● EXERCISE GOAL
Your answer should be a single number: the count of lines in the material below that hold "also".

● MATERIAL TO PROCESS
◇ ◇ ◇ ◇ ◇

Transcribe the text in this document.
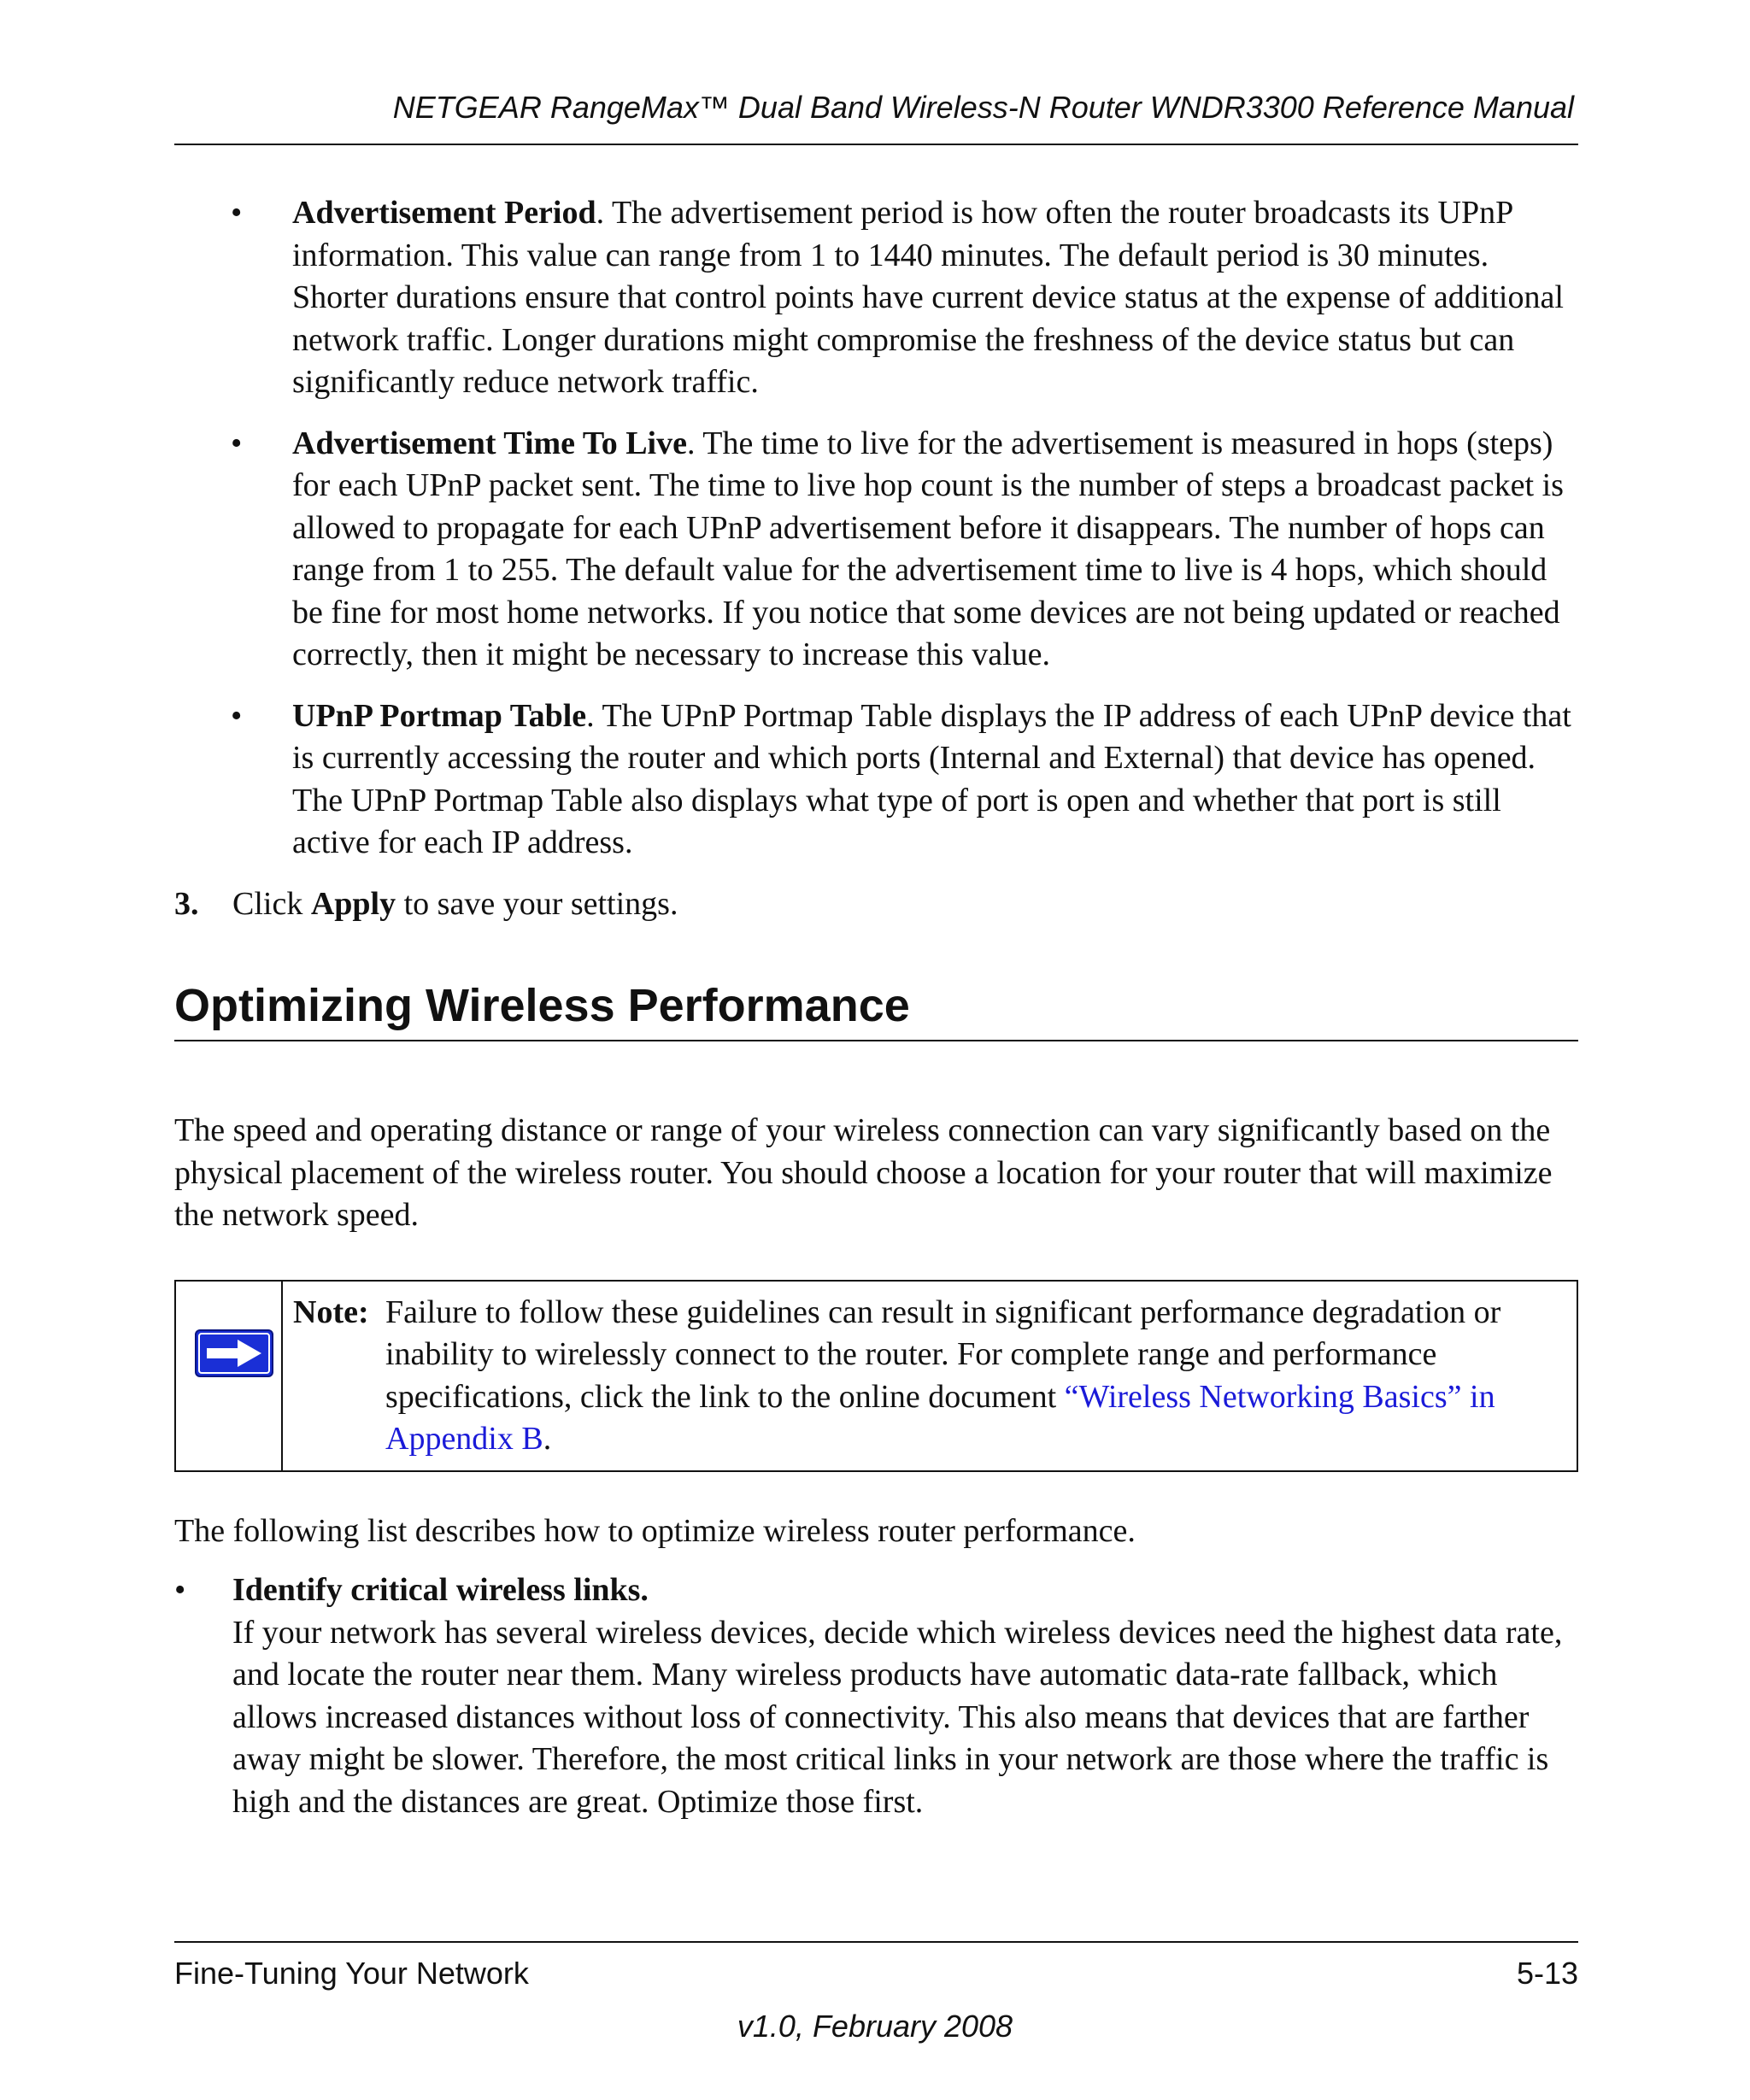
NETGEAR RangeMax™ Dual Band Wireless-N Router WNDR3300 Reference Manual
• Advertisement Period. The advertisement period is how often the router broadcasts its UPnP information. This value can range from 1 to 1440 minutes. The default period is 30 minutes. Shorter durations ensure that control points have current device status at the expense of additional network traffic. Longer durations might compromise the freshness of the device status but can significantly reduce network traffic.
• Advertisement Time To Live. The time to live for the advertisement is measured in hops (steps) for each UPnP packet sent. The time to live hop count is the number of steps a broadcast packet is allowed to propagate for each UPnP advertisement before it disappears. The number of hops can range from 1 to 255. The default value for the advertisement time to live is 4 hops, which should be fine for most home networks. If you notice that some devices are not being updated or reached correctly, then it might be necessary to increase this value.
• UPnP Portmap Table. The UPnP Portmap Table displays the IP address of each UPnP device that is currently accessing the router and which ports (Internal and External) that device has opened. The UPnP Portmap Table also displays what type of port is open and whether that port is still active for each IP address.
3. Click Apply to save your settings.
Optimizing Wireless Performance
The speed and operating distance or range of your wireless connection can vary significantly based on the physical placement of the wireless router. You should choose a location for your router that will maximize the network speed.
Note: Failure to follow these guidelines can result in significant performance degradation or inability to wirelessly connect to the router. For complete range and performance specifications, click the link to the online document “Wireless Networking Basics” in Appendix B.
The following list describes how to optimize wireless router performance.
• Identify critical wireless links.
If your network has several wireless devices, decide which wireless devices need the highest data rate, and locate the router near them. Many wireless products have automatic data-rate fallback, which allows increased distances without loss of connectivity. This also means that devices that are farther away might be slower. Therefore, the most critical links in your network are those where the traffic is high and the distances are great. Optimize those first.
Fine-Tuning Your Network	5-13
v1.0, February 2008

◇ ◇ ◇ ◇ ◇

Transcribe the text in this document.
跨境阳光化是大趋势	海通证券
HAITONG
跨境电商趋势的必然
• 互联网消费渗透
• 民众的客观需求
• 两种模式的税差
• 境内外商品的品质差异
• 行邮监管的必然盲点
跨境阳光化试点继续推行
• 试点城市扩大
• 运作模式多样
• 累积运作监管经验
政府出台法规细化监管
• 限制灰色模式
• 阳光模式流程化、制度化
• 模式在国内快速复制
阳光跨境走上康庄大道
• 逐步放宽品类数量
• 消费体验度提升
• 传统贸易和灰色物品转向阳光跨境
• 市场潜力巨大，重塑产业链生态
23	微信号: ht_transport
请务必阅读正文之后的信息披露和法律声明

◇ ◇ ◇ ◇ ◇

● ANSWER IN FULL
2